REQUIREMENT. Each line below either holds the string "JSON" or doesn't. Count those that do and give only the number.

↓

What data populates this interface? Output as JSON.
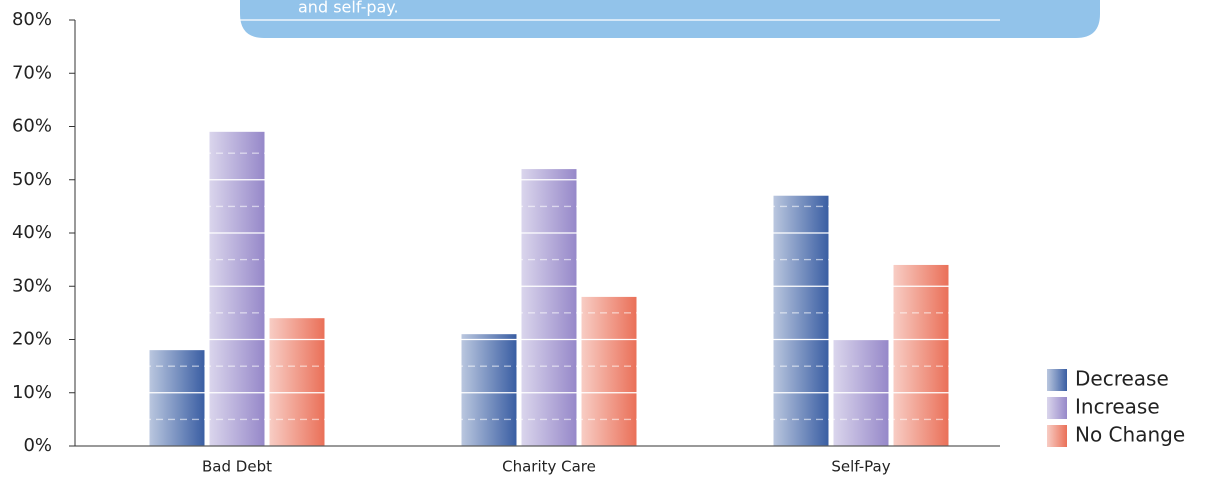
{
  "chart_data": {
    "type": "bar",
    "annotation": "and self-pay.",
    "categories": [
      "Bad Debt",
      "Charity Care",
      "Self-Pay"
    ],
    "series": [
      {
        "name": "Decrease",
        "color": "#3a5ea3",
        "values": [
          18,
          21,
          47
        ]
      },
      {
        "name": "Increase",
        "color": "#9688c9",
        "values": [
          59,
          52,
          20
        ]
      },
      {
        "name": "No Change",
        "color": "#ea7058",
        "values": [
          24,
          28,
          34
        ]
      }
    ],
    "ylim": [
      0,
      80
    ],
    "yticks": [
      {
        "value": 0,
        "label": "0%"
      },
      {
        "value": 10,
        "label": "10%"
      },
      {
        "value": 20,
        "label": "20%"
      },
      {
        "value": 30,
        "label": "30%"
      },
      {
        "value": 40,
        "label": "40%"
      },
      {
        "value": 50,
        "label": "50%"
      },
      {
        "value": 60,
        "label": "60%"
      },
      {
        "value": 70,
        "label": "70%"
      },
      {
        "value": 80,
        "label": "80%"
      }
    ],
    "grid": true,
    "legend": "right"
  }
}
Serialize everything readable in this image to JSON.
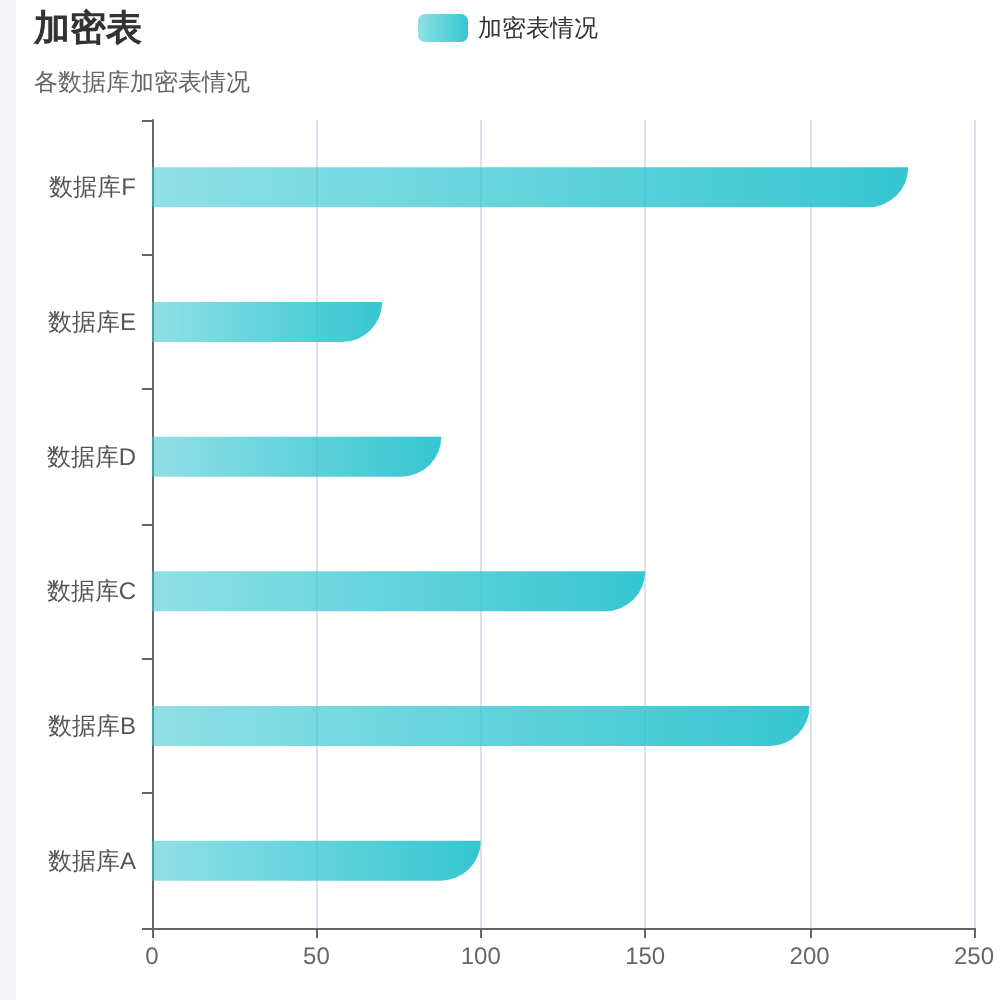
{
  "chart_data": {
    "type": "bar",
    "title": "加密表",
    "subtitle": "各数据库加密表情况",
    "orientation": "horizontal",
    "categories": [
      "数据库F",
      "数据库E",
      "数据库D",
      "数据库C",
      "数据库B",
      "数据库A"
    ],
    "series": [
      {
        "name": "加密表情况",
        "color": "#35c6d1",
        "values": [
          230,
          70,
          88,
          150,
          200,
          100
        ]
      }
    ],
    "xlim": [
      0,
      250
    ],
    "xticks": [
      0,
      50,
      100,
      150,
      200,
      250
    ],
    "grid": "x",
    "legend": "top"
  }
}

↑

RESPONSE. 2